## [Problem requirements]
Render every line of the records below as a JSON list of strings, one string per line, skipping blank lines and leaving out the pictures.

## [Provided data]
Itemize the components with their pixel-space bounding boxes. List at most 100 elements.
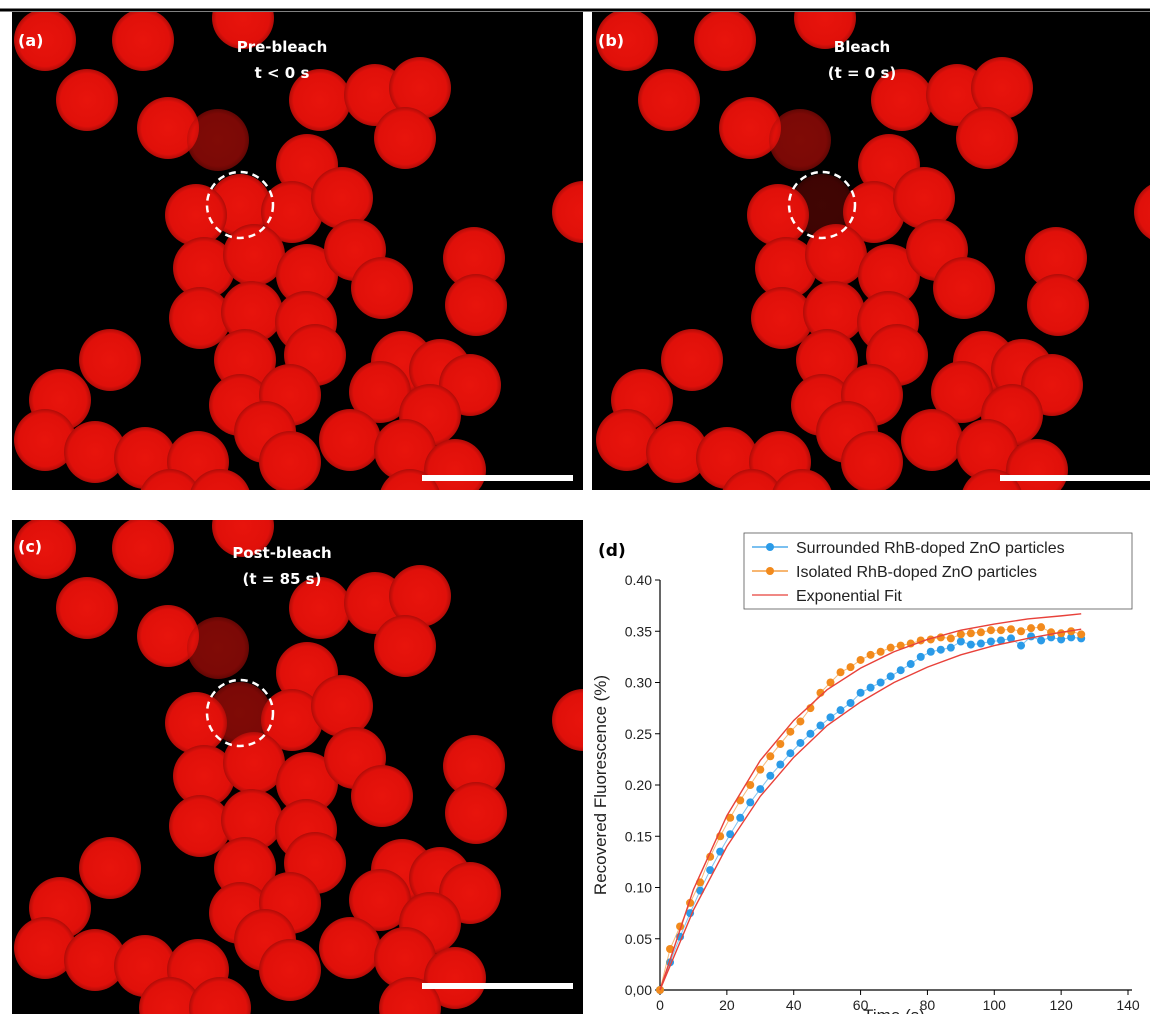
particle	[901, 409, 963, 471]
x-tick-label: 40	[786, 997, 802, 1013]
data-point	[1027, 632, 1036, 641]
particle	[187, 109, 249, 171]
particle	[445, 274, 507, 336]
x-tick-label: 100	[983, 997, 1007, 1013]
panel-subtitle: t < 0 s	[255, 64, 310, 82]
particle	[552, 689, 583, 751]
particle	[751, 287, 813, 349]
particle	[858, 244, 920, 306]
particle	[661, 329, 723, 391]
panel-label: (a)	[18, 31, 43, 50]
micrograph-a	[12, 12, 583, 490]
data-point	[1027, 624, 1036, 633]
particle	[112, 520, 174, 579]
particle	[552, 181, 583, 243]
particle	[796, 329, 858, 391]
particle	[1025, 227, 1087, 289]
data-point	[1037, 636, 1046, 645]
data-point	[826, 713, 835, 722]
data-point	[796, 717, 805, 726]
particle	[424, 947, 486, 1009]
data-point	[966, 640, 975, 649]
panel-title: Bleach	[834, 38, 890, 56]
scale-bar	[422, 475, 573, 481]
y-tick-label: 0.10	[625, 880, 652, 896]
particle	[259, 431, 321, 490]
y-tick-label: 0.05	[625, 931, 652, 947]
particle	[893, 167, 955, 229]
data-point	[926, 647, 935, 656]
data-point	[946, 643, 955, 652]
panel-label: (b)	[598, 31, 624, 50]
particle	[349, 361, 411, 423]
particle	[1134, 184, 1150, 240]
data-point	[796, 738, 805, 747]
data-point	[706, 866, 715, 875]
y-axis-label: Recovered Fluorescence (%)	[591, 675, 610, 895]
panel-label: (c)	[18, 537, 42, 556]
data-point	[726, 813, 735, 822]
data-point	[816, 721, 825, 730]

## [Result for this task]
[
  "Itemize the components with their pixel-space bounding boxes. List at most 100 elements.",
  "particle\t[901, 409, 963, 471]",
  "x-tick-label: 40\t[786, 997, 802, 1013]",
  "data-point\t[1027, 632, 1036, 641]",
  "particle\t[187, 109, 249, 171]",
  "particle\t[445, 274, 507, 336]",
  "x-tick-label: 100\t[983, 997, 1007, 1013]",
  "panel-subtitle: t < 0 s\t[255, 64, 310, 82]",
  "particle\t[552, 689, 583, 751]",
  "particle\t[751, 287, 813, 349]",
  "particle\t[858, 244, 920, 306]",
  "particle\t[661, 329, 723, 391]",
  "panel-label: (a)\t[18, 31, 43, 50]",
  "micrograph-a\t[12, 12, 583, 490]",
  "data-point\t[1027, 624, 1036, 633]",
  "particle\t[112, 520, 174, 579]",
  "particle\t[552, 181, 583, 243]",
  "particle\t[796, 329, 858, 391]",
  "particle\t[1025, 227, 1087, 289]",
  "data-point\t[1037, 636, 1046, 645]",
  "data-point\t[826, 713, 835, 722]",
  "data-point\t[796, 717, 805, 726]",
  "particle\t[424, 947, 486, 1009]",
  "data-point\t[966, 640, 975, 649]",
  "panel-title: Bleach\t[834, 38, 890, 56]",
  "scale-bar\t[422, 475, 573, 481]",
  "y-tick-label: 0.10\t[625, 880, 652, 896]",
  "particle\t[259, 431, 321, 490]",
  "y-tick-label: 0.05\t[625, 931, 652, 947]",
  "particle\t[893, 167, 955, 229]",
  "data-point\t[926, 647, 935, 656]",
  "data-point\t[946, 643, 955, 652]",
  "panel-label: (b)\t[598, 31, 624, 50]",
  "particle\t[349, 361, 411, 423]",
  "particle\t[1134, 184, 1150, 240]",
  "data-point\t[796, 738, 805, 747]",
  "data-point\t[706, 866, 715, 875]",
  "y-axis-label: Recovered Fluorescence (%)\t[591, 675, 610, 895]",
  "panel-label: (c)\t[18, 537, 42, 556]",
  "data-point\t[726, 813, 735, 822]",
  "data-point\t[816, 721, 825, 730]"
]